===== Records shown
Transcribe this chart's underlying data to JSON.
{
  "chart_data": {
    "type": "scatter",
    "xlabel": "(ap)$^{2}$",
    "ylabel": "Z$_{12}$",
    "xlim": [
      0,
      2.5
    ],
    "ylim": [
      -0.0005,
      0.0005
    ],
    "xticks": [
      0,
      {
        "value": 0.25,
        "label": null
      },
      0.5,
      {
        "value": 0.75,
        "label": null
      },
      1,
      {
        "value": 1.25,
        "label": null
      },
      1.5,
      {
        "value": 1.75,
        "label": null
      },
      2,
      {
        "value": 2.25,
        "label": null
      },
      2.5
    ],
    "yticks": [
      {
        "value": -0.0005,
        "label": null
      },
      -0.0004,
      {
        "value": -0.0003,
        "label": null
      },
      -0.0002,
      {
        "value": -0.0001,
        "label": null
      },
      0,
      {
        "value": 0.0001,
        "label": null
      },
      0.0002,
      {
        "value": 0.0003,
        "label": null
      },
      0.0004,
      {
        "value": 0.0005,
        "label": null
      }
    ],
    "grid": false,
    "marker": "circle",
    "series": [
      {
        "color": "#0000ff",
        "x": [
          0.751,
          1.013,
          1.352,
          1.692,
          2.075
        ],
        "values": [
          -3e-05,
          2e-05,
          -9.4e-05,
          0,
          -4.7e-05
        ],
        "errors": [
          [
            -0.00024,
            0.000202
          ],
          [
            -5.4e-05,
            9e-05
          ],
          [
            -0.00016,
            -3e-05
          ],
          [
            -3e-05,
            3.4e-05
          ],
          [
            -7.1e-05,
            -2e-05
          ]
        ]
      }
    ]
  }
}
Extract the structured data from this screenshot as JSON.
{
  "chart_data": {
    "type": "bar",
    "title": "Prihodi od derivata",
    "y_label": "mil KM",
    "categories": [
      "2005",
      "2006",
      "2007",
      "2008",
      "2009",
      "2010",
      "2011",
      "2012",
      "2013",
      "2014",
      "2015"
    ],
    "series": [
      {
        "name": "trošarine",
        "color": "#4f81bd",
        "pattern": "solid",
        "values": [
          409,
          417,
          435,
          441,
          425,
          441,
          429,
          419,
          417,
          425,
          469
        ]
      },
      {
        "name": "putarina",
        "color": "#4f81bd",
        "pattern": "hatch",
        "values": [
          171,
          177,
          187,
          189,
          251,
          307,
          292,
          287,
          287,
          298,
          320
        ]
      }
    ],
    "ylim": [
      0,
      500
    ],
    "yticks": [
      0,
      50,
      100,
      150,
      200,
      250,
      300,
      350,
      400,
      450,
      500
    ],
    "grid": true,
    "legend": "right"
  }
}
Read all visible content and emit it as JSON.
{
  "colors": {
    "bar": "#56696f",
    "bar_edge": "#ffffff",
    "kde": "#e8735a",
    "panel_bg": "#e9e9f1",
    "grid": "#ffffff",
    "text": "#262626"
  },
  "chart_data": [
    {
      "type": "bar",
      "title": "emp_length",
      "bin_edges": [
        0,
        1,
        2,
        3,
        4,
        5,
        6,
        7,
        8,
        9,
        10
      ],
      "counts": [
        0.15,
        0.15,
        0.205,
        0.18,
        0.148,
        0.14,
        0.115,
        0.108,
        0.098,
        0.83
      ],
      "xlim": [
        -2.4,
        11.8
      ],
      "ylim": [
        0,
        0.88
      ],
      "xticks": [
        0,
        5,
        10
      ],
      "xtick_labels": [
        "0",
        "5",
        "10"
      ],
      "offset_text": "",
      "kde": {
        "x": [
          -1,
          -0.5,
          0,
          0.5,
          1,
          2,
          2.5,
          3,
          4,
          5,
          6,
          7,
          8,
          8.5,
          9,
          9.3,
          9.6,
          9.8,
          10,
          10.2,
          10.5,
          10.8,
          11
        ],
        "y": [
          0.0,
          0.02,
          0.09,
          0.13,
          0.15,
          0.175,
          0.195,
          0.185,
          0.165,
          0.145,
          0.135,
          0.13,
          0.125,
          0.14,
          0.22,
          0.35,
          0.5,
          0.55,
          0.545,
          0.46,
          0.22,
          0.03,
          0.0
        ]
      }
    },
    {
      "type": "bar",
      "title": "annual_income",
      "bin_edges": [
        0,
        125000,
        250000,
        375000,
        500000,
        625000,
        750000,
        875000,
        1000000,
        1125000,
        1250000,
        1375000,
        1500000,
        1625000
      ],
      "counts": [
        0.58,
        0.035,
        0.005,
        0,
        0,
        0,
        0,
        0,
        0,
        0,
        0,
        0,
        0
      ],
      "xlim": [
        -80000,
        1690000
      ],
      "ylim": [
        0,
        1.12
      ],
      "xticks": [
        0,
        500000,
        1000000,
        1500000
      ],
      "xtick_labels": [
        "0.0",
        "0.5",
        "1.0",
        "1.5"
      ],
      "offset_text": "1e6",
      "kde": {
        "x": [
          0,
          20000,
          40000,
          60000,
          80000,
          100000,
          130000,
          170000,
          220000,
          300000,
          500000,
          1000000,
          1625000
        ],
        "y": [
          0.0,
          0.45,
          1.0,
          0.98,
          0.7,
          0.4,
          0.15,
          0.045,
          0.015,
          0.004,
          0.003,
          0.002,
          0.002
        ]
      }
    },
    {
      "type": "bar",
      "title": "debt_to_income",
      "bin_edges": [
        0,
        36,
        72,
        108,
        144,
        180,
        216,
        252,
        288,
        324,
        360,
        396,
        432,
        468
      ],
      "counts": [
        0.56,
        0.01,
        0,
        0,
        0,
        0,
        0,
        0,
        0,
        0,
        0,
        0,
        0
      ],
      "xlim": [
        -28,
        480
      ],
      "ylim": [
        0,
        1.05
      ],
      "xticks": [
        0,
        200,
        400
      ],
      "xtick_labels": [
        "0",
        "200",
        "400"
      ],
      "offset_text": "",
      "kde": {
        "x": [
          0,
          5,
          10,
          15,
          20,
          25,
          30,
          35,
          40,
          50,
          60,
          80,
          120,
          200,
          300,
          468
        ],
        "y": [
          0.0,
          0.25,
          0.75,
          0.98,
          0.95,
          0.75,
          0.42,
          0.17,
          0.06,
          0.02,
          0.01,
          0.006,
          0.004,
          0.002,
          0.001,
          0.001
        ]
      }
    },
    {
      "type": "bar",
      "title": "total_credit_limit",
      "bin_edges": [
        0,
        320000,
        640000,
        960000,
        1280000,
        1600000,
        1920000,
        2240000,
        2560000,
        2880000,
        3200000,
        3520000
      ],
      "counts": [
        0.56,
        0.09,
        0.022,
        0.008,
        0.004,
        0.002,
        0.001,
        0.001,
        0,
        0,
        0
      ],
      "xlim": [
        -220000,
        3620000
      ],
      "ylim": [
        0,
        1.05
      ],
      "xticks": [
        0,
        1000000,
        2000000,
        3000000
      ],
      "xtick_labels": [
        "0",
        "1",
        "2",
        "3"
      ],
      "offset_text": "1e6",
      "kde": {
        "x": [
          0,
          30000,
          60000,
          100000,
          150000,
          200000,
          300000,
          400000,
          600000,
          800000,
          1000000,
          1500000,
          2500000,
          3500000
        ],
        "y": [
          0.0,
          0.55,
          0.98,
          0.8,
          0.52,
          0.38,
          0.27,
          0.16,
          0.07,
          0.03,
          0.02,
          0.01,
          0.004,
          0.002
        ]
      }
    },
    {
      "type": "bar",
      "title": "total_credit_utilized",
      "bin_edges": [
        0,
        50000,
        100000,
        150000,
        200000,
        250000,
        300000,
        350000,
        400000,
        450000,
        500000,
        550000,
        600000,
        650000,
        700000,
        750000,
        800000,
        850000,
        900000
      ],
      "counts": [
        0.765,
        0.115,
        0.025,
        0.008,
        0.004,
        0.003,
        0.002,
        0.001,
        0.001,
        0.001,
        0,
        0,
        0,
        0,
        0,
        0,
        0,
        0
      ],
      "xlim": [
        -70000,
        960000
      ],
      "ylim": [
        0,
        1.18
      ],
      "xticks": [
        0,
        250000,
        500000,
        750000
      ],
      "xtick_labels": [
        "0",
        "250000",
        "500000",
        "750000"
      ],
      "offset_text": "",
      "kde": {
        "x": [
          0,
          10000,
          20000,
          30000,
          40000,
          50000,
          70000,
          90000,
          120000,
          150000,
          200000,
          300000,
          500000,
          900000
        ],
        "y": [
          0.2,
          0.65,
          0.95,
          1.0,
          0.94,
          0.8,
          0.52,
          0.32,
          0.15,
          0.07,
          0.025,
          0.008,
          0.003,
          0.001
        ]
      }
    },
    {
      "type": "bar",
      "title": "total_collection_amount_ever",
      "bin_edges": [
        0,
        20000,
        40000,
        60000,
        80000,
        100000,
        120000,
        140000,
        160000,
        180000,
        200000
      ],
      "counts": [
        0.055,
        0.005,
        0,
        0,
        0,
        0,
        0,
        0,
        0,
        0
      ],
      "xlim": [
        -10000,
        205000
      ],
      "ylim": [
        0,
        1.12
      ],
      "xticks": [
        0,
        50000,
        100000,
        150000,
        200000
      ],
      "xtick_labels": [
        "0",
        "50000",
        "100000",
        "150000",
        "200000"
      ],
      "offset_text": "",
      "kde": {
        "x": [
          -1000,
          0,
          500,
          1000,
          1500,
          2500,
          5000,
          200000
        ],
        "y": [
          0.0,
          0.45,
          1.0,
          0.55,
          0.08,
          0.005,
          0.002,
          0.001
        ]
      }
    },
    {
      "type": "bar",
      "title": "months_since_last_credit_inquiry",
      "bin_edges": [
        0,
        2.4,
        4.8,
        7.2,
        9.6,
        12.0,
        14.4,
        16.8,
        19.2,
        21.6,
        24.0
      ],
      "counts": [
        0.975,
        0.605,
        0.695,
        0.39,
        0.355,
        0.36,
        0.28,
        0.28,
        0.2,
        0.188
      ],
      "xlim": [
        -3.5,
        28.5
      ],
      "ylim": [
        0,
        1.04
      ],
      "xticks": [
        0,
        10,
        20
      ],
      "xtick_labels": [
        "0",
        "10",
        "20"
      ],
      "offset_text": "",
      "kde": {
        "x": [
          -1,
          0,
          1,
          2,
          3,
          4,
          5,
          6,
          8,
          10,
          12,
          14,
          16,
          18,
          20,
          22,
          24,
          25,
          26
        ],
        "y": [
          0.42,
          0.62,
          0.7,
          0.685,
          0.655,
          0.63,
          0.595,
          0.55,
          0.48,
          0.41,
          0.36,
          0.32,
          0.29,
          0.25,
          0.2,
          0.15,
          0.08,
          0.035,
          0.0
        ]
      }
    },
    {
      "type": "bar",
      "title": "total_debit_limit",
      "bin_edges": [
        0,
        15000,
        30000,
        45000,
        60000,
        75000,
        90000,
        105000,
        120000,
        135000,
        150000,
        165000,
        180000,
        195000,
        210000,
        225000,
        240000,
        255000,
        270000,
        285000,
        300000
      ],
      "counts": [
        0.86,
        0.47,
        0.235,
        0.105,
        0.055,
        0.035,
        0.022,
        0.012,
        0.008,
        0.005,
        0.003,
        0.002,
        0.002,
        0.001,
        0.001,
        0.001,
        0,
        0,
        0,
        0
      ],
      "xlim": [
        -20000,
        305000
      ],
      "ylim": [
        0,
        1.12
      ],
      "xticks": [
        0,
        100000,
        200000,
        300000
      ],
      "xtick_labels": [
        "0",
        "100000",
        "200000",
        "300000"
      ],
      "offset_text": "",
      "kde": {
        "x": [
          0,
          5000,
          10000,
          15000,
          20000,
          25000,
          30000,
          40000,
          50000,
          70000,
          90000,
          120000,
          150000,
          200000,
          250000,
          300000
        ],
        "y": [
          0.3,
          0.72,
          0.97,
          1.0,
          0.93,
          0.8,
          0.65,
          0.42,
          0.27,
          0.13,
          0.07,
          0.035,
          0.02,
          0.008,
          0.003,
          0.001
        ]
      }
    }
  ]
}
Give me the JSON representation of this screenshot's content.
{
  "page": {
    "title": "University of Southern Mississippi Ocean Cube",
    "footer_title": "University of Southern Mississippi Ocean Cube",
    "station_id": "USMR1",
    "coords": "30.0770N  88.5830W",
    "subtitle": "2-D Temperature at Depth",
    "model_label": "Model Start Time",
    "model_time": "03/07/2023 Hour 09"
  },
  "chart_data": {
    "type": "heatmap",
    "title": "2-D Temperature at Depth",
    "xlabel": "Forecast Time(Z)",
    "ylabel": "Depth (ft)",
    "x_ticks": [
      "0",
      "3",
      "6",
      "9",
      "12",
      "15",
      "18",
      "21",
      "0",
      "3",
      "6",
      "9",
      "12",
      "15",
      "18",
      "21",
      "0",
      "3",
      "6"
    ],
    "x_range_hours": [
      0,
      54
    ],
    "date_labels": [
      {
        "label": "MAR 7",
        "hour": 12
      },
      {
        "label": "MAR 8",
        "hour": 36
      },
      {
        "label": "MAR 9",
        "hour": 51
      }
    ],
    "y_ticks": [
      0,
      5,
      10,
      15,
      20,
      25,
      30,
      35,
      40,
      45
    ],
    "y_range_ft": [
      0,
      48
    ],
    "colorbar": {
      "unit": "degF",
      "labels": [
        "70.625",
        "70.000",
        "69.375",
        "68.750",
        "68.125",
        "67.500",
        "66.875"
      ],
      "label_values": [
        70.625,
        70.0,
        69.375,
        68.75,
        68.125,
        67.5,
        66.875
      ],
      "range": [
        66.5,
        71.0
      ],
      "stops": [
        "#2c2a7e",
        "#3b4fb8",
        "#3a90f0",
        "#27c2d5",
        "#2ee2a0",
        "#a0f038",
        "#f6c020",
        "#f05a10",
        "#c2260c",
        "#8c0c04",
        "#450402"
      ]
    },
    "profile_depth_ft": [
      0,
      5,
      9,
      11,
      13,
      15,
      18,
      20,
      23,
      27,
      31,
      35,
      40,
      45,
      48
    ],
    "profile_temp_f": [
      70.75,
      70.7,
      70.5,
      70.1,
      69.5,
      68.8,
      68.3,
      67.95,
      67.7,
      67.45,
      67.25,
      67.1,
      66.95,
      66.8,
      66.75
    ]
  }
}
==========
Exercise description:
Using the material above, gather every line that includes "Cube".

Output of the exercise:
    "title": "University of Southern Mississippi Ocean Cube",
    "footer_title": "University of Southern Mississippi Ocean Cube",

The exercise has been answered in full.